SUPPLIED RECORDS:
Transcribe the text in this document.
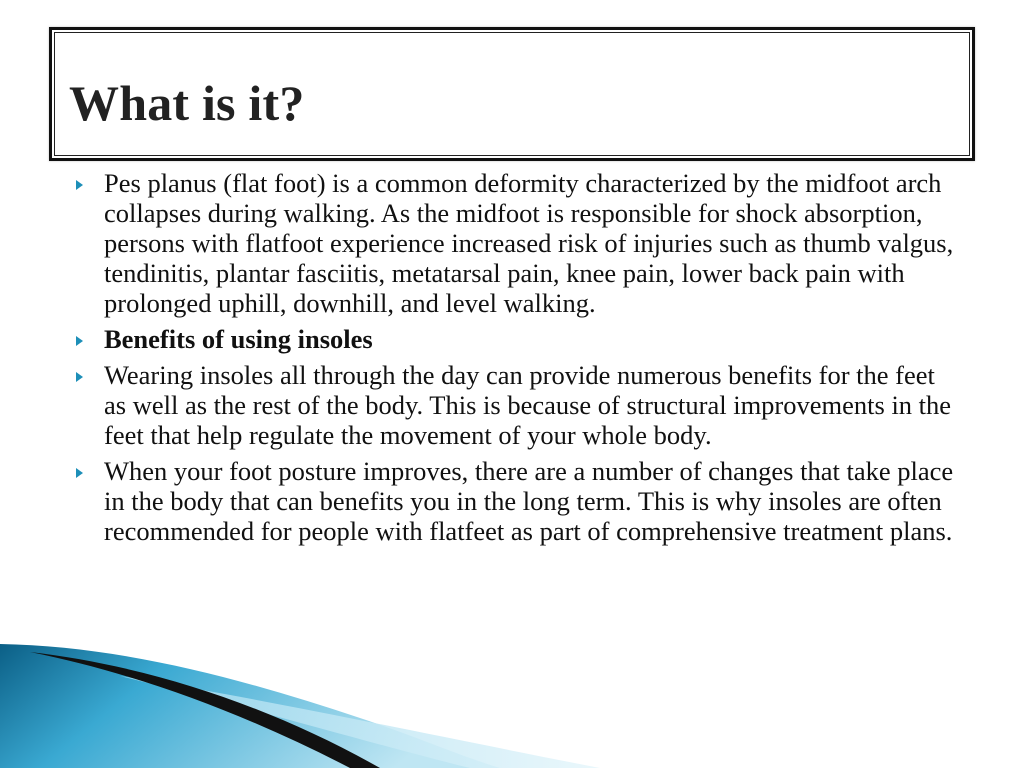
What is it?
Pes planus (flat foot) is a common deformity characterized by the midfoot arch collapses during walking. As the midfoot is responsible for shock absorption, persons with flatfoot experience increased risk of injuries such as thumb valgus, tendinitis, plantar fasciitis, metatarsal pain, knee pain, lower back pain with prolonged uphill, downhill, and level walking.
Benefits of using insoles
Wearing insoles all through the day can provide numerous benefits for the feet as well as the rest of the body. This is because of structural improvements in the feet that help regulate the movement of your whole body.
When your foot posture improves, there are a number of changes that take place in the body that can benefits you in the long term. This is why insoles are often recommended for people with flatfeet as part of comprehensive treatment plans.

GIVEN EXERCISE: Make a tally of the lines in this data that include the string "body", and answer with that tally alone.

THE REPLY: 2